◆ PROBLEM:
Copy the lines of the material below, starting at the line that contains "Patent image size: (931, 265)." and ending at the line that contains "The preceding sheet 137 is at (536, 98).", both included.

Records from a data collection
╔══
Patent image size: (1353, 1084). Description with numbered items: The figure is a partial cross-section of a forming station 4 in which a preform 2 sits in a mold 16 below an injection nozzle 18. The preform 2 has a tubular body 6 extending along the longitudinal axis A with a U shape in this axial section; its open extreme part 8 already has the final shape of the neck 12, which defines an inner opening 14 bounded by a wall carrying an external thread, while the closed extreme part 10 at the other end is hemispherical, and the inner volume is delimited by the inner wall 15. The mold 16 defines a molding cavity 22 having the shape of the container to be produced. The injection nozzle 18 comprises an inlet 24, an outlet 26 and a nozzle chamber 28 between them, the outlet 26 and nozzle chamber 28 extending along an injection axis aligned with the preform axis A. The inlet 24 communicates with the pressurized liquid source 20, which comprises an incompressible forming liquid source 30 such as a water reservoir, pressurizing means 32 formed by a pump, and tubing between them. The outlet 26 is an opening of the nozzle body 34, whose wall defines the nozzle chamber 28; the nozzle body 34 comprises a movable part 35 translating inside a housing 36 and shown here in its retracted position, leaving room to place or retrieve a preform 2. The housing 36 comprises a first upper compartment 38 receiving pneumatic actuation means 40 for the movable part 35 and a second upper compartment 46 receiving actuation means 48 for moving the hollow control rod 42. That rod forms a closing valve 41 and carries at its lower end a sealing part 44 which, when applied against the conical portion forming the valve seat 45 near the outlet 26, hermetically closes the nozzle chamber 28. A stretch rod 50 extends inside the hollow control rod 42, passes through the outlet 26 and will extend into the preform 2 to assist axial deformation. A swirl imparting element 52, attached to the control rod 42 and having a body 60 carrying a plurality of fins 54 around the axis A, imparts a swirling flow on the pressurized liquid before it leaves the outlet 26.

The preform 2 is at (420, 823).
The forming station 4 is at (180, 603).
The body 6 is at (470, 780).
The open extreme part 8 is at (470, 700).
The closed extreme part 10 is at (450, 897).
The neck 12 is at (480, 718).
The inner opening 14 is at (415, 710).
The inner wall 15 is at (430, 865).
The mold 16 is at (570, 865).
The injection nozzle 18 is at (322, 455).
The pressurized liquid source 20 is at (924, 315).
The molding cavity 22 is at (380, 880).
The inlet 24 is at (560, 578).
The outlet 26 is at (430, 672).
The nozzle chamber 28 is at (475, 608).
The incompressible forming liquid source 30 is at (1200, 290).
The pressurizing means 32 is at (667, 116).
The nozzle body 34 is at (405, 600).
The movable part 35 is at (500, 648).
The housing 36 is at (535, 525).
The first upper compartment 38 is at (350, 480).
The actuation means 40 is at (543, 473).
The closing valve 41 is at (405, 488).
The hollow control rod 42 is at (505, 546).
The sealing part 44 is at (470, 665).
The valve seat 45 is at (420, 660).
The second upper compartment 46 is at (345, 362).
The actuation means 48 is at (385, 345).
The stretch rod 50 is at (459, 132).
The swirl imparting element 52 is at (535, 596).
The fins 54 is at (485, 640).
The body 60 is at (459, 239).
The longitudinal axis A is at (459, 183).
╚══
╔══
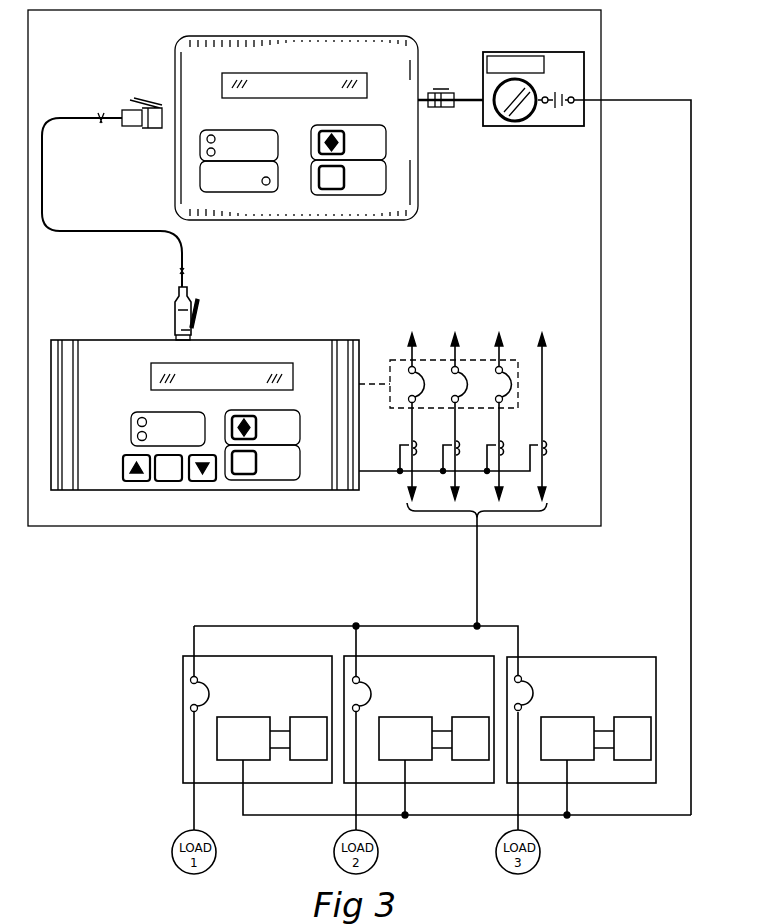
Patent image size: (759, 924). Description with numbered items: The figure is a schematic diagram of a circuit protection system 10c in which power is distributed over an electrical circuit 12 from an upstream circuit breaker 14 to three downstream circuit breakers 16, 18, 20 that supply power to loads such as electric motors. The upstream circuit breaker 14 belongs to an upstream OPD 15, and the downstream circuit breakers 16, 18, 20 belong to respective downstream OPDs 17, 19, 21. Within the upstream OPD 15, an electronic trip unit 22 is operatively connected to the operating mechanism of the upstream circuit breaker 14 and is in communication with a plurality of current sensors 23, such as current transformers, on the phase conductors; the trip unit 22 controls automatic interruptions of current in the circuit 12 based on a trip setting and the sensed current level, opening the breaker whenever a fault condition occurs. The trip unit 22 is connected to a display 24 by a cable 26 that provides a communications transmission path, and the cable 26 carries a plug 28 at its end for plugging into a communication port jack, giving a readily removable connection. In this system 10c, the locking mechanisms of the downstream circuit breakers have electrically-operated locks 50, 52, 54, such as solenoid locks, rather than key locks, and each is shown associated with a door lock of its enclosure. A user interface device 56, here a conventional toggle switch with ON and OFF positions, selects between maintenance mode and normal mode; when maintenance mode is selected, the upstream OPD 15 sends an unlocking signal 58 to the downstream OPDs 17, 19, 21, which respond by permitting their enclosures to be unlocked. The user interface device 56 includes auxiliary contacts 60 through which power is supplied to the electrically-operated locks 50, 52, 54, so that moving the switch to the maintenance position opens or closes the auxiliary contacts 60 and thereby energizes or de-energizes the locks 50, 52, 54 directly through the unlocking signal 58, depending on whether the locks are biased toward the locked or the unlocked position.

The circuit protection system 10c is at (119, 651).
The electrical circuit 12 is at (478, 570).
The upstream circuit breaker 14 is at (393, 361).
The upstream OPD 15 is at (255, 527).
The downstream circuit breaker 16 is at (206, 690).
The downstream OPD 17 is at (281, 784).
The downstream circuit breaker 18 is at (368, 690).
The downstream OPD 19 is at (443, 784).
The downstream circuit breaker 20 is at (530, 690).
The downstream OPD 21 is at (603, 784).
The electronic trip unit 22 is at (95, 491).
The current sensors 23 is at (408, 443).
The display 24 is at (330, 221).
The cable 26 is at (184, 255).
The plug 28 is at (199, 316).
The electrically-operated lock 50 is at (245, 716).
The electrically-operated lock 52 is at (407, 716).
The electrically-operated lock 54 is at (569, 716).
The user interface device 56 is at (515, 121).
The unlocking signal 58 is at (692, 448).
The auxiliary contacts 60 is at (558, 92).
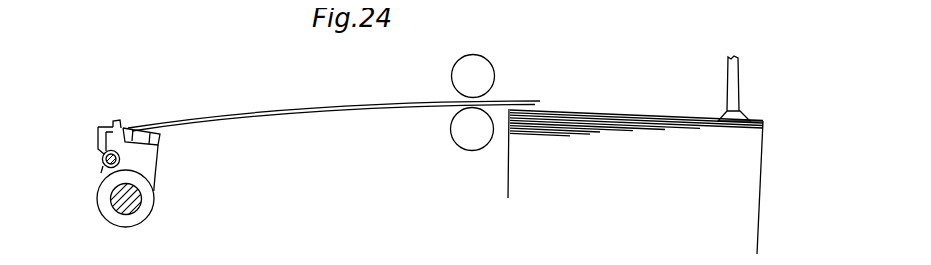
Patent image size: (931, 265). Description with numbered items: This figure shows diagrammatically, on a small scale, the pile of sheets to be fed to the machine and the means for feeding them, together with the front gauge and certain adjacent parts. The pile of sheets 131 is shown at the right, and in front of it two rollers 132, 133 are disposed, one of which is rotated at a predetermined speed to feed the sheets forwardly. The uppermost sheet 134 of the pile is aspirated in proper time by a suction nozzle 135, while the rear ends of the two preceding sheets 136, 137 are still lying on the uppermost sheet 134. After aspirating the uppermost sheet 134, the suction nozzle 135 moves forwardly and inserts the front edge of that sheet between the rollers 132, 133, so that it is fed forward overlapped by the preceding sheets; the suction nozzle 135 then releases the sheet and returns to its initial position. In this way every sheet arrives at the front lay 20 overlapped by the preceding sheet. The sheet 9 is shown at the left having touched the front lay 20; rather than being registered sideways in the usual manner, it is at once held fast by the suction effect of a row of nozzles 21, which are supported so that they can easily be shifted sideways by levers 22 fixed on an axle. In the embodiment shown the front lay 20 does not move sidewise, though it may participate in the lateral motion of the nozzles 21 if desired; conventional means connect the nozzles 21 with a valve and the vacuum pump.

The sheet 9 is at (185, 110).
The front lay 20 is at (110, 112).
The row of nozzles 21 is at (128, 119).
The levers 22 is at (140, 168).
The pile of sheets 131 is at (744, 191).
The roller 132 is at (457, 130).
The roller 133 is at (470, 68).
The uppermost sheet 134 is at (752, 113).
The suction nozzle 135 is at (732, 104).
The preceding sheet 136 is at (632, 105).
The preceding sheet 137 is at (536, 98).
╚══
◆ CORRECT OUTPUT:
Patent image size: (931, 265). Description with numbered items: This figure shows diagrammatically, on a small scale, the pile of sheets to be fed to the machine and the means for feeding them, together with the front gauge and certain adjacent parts. The pile of sheets 131 is shown at the right, and in front of it two rollers 132, 133 are disposed, one of which is rotated at a predetermined speed to feed the sheets forwardly. The uppermost sheet 134 of the pile is aspirated in proper time by a suction nozzle 135, while the rear ends of the two preceding sheets 136, 137 are still lying on the uppermost sheet 134. After aspirating the uppermost sheet 134, the suction nozzle 135 moves forwardly and inserts the front edge of that sheet between the rollers 132, 133, so that it is fed forward overlapped by the preceding sheets; the suction nozzle 135 then releases the sheet and returns to its initial position. In this way every sheet arrives at the front lay 20 overlapped by the preceding sheet. The sheet 9 is shown at the left having touched the front lay 20; rather than being registered sideways in the usual manner, it is at once held fast by the suction effect of a row of nozzles 21, which are supported so that they can easily be shifted sideways by levers 22 fixed on an axle. In the embodiment shown the front lay 20 does not move sidewise, though it may participate in the lateral motion of the nozzles 21 if desired; conventional means connect the nozzles 21 with a valve and the vacuum pump.

The sheet 9 is at (185, 110).
The front lay 20 is at (110, 112).
The row of nozzles 21 is at (128, 119).
The levers 22 is at (140, 168).
The pile of sheets 131 is at (744, 191).
The roller 132 is at (457, 130).
The roller 133 is at (470, 68).
The uppermost sheet 134 is at (752, 113).
The suction nozzle 135 is at (732, 104).
The preceding sheet 136 is at (632, 105).
The preceding sheet 137 is at (536, 98).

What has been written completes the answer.